▶ Material to process:
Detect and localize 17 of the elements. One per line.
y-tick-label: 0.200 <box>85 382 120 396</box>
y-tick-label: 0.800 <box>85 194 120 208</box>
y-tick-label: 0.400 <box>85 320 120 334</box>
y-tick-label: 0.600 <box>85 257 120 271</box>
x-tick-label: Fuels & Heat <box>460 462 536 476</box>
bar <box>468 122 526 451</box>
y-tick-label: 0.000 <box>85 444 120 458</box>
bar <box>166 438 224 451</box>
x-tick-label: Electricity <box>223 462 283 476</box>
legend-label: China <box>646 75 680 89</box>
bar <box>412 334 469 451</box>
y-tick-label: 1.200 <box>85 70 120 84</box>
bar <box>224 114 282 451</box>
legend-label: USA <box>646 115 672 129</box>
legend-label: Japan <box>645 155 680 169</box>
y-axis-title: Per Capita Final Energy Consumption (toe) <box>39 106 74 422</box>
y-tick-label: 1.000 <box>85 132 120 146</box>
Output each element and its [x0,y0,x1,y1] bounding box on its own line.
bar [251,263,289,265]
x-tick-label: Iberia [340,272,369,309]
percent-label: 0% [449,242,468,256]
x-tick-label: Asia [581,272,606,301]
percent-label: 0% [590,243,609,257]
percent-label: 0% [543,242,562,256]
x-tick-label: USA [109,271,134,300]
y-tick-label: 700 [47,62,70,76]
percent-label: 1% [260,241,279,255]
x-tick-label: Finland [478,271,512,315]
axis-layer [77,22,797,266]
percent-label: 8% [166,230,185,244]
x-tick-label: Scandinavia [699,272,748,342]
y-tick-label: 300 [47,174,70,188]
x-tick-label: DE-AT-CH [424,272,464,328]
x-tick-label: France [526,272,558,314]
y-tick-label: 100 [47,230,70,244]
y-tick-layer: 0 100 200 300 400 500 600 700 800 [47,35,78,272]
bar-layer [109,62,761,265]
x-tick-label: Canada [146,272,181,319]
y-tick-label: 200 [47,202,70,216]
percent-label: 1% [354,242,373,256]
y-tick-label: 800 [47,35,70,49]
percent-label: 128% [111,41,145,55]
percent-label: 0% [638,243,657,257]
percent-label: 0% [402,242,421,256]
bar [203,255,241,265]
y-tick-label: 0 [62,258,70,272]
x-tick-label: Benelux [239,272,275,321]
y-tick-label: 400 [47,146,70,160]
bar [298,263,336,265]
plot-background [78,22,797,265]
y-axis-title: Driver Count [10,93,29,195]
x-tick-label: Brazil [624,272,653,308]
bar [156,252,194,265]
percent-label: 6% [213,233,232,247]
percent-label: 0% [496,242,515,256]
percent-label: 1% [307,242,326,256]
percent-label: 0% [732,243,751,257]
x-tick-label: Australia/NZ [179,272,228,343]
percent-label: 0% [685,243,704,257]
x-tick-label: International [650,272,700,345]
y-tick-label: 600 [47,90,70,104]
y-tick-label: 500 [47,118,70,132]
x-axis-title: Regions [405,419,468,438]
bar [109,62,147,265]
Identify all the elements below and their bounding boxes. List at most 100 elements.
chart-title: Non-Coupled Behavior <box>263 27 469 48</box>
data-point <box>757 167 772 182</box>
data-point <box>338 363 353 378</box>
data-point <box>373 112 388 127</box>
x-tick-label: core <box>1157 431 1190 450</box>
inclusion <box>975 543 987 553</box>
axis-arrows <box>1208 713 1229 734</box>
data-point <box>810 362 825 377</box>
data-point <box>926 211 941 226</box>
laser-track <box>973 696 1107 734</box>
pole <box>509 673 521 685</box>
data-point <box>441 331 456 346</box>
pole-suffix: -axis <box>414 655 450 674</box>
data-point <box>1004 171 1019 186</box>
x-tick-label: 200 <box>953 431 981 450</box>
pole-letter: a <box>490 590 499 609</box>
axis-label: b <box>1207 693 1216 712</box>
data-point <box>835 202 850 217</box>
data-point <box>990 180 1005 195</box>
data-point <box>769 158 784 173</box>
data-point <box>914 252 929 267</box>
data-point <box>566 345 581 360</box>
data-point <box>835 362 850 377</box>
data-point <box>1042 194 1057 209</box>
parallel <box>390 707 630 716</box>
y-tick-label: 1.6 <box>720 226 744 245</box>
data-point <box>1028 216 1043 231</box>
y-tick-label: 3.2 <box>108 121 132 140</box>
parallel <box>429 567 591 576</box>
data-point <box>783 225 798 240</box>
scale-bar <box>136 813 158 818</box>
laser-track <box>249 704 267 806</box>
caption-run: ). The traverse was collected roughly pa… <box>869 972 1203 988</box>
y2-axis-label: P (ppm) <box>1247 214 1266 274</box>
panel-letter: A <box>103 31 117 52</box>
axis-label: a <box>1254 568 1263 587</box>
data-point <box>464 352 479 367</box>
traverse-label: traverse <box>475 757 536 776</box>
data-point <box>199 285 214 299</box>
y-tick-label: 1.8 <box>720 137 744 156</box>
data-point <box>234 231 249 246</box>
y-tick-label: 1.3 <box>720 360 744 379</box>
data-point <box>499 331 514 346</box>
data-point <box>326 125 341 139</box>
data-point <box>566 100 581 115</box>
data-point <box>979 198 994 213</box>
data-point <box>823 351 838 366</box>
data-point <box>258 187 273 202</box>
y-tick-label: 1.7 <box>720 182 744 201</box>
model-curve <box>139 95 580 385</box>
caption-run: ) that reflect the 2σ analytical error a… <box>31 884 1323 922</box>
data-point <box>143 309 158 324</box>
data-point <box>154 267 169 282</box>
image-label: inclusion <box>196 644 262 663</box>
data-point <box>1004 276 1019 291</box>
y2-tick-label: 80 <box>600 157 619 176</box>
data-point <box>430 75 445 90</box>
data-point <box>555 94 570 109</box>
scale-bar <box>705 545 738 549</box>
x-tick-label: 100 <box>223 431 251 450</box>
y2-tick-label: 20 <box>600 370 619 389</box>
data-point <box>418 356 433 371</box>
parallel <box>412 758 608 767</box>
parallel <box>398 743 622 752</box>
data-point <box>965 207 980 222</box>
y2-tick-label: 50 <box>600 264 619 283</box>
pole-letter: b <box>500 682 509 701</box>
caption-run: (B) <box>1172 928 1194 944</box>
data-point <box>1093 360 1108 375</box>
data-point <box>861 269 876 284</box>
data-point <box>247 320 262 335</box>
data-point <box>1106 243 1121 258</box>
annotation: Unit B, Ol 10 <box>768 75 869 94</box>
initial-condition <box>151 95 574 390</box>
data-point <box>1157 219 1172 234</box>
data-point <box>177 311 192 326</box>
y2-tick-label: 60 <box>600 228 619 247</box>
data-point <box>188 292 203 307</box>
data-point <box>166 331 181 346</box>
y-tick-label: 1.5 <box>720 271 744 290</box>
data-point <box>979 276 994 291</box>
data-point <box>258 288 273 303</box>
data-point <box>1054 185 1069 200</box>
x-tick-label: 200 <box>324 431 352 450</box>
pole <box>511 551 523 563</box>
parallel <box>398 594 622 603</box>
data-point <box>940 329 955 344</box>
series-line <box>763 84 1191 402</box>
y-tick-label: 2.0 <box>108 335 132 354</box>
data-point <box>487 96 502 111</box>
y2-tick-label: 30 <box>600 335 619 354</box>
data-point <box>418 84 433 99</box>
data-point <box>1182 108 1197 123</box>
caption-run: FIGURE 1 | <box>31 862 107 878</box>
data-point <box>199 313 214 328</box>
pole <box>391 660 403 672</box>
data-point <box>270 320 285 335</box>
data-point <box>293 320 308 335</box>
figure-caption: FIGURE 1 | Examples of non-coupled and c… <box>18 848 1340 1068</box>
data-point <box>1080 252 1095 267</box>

▶ What you need to do: Can you rewrite the material with every "y-tick-label" swapped for "vertical-axis-label" and everything else left unchanged?

▶ The reply:
Detect and localize 17 of the elements. One per line.
vertical-axis-label: 0.200 <box>85 382 120 396</box>
vertical-axis-label: 0.800 <box>85 194 120 208</box>
vertical-axis-label: 0.400 <box>85 320 120 334</box>
vertical-axis-label: 0.600 <box>85 257 120 271</box>
x-tick-label: Fuels & Heat <box>460 462 536 476</box>
bar <box>468 122 526 451</box>
vertical-axis-label: 0.000 <box>85 444 120 458</box>
bar <box>166 438 224 451</box>
x-tick-label: Electricity <box>223 462 283 476</box>
legend-label: China <box>646 75 680 89</box>
bar <box>412 334 469 451</box>
vertical-axis-label: 1.200 <box>85 70 120 84</box>
bar <box>224 114 282 451</box>
legend-label: USA <box>646 115 672 129</box>
legend-label: Japan <box>645 155 680 169</box>
y-axis-title: Per Capita Final Energy Consumption (toe) <box>39 106 74 422</box>
vertical-axis-label: 1.000 <box>85 132 120 146</box>
Output each element and its [x0,y0,x1,y1] bounding box on its own line.
bar [251,263,289,265]
x-tick-label: Iberia [340,272,369,309]
percent-label: 0% [449,242,468,256]
x-tick-label: Asia [581,272,606,301]
percent-label: 0% [590,243,609,257]
percent-label: 0% [543,242,562,256]
x-tick-label: USA [109,271,134,300]
vertical-axis-label: 700 [47,62,70,76]
percent-label: 1% [260,241,279,255]
x-tick-label: Finland [478,271,512,315]
axis-layer [77,22,797,266]
percent-label: 8% [166,230,185,244]
x-tick-label: Scandinavia [699,272,748,342]
vertical-axis-label: 300 [47,174,70,188]
x-tick-label: DE-AT-CH [424,272,464,328]
x-tick-label: France [526,272,558,314]
vertical-axis-label: 100 [47,230,70,244]
y-tick-layer: 0 100 200 300 400 500 600 700 800 [47,35,78,272]
bar-layer [109,62,761,265]
x-tick-label: Canada [146,272,181,319]
vertical-axis-label: 200 [47,202,70,216]
percent-label: 1% [354,242,373,256]
vertical-axis-label: 800 [47,35,70,49]
percent-label: 128% [111,41,145,55]
percent-label: 0% [638,243,657,257]
percent-label: 0% [402,242,421,256]
bar [203,255,241,265]
vertical-axis-label: 0 [62,258,70,272]
x-tick-label: Benelux [239,272,275,321]
vertical-axis-label: 400 [47,146,70,160]
bar [298,263,336,265]
plot-background [78,22,797,265]
y-axis-title: Driver Count [10,93,29,195]
x-tick-label: Brazil [624,272,653,308]
bar [156,252,194,265]
percent-label: 6% [213,233,232,247]
percent-label: 0% [496,242,515,256]
percent-label: 1% [307,242,326,256]
percent-label: 0% [732,243,751,257]
x-tick-label: Australia/NZ [179,272,228,343]
percent-label: 0% [685,243,704,257]
x-tick-label: International [650,272,700,345]
vertical-axis-label: 600 [47,90,70,104]
vertical-axis-label: 500 [47,118,70,132]
x-axis-title: Regions [405,419,468,438]
bar [109,62,147,265]
Identify all the elements below and their bounding boxes. List at most 100 elements.
chart-title: Non-Coupled Behavior <box>263 27 469 48</box>
data-point <box>757 167 772 182</box>
data-point <box>338 363 353 378</box>
data-point <box>373 112 388 127</box>
x-tick-label: core <box>1157 431 1190 450</box>
inclusion <box>975 543 987 553</box>
axis-arrows <box>1208 713 1229 734</box>
data-point <box>810 362 825 377</box>
data-point <box>926 211 941 226</box>
laser-track <box>973 696 1107 734</box>
pole <box>509 673 521 685</box>
data-point <box>441 331 456 346</box>
pole-suffix: -axis <box>414 655 450 674</box>
data-point <box>1004 171 1019 186</box>
x-tick-label: 200 <box>953 431 981 450</box>
pole-letter: a <box>490 590 499 609</box>
axis-label: b <box>1207 693 1216 712</box>
data-point <box>835 202 850 217</box>
data-point <box>990 180 1005 195</box>
data-point <box>769 158 784 173</box>
data-point <box>914 252 929 267</box>
data-point <box>566 345 581 360</box>
data-point <box>835 362 850 377</box>
data-point <box>1042 194 1057 209</box>
parallel <box>390 707 630 716</box>
vertical-axis-label: 1.6 <box>720 226 744 245</box>
data-point <box>1028 216 1043 231</box>
vertical-axis-label: 3.2 <box>108 121 132 140</box>
parallel <box>429 567 591 576</box>
data-point <box>783 225 798 240</box>
scale-bar <box>136 813 158 818</box>
laser-track <box>249 704 267 806</box>
caption-run: ). The traverse was collected roughly pa… <box>869 972 1203 988</box>
y2-axis-label: P (ppm) <box>1247 214 1266 274</box>
panel-letter: A <box>103 31 117 52</box>
axis-label: a <box>1254 568 1263 587</box>
data-point <box>464 352 479 367</box>
traverse-label: traverse <box>475 757 536 776</box>
data-point <box>199 285 214 299</box>
vertical-axis-label: 1.8 <box>720 137 744 156</box>
data-point <box>234 231 249 246</box>
vertical-axis-label: 1.3 <box>720 360 744 379</box>
data-point <box>499 331 514 346</box>
data-point <box>326 125 341 139</box>
data-point <box>566 100 581 115</box>
data-point <box>979 198 994 213</box>
data-point <box>823 351 838 366</box>
data-point <box>258 187 273 202</box>
vertical-axis-label: 1.7 <box>720 182 744 201</box>
model-curve <box>139 95 580 385</box>
caption-run: ) that reflect the 2σ analytical error a… <box>31 884 1323 922</box>
data-point <box>143 309 158 324</box>
data-point <box>154 267 169 282</box>
image-label: inclusion <box>196 644 262 663</box>
data-point <box>1004 276 1019 291</box>
y2-tick-label: 80 <box>600 157 619 176</box>
data-point <box>430 75 445 90</box>
data-point <box>555 94 570 109</box>
scale-bar <box>705 545 738 549</box>
x-tick-label: 100 <box>223 431 251 450</box>
y2-tick-label: 20 <box>600 370 619 389</box>
data-point <box>418 356 433 371</box>
parallel <box>412 758 608 767</box>
parallel <box>398 743 622 752</box>
data-point <box>965 207 980 222</box>
y2-tick-label: 50 <box>600 264 619 283</box>
pole-letter: b <box>500 682 509 701</box>
caption-run: (B) <box>1172 928 1194 944</box>
data-point <box>1093 360 1108 375</box>
data-point <box>861 269 876 284</box>
data-point <box>247 320 262 335</box>
data-point <box>1106 243 1121 258</box>
annotation: Unit B, Ol 10 <box>768 75 869 94</box>
initial-condition <box>151 95 574 390</box>
data-point <box>1157 219 1172 234</box>
data-point <box>177 311 192 326</box>
y2-tick-label: 60 <box>600 228 619 247</box>
data-point <box>188 292 203 307</box>
data-point <box>166 331 181 346</box>
vertical-axis-label: 1.5 <box>720 271 744 290</box>
data-point <box>979 276 994 291</box>
data-point <box>258 288 273 303</box>
data-point <box>1054 185 1069 200</box>
x-tick-label: 200 <box>324 431 352 450</box>
pole <box>511 551 523 563</box>
parallel <box>398 594 622 603</box>
data-point <box>940 329 955 344</box>
series-line <box>763 84 1191 402</box>
vertical-axis-label: 2.0 <box>108 335 132 354</box>
data-point <box>487 96 502 111</box>
y2-tick-label: 30 <box>600 335 619 354</box>
data-point <box>418 84 433 99</box>
data-point <box>1182 108 1197 123</box>
caption-run: FIGURE 1 | <box>31 862 107 878</box>
data-point <box>199 313 214 328</box>
pole <box>391 660 403 672</box>
data-point <box>270 320 285 335</box>
data-point <box>293 320 308 335</box>
figure-caption: FIGURE 1 | Examples of non-coupled and c… <box>18 848 1340 1068</box>
data-point <box>1080 252 1095 267</box>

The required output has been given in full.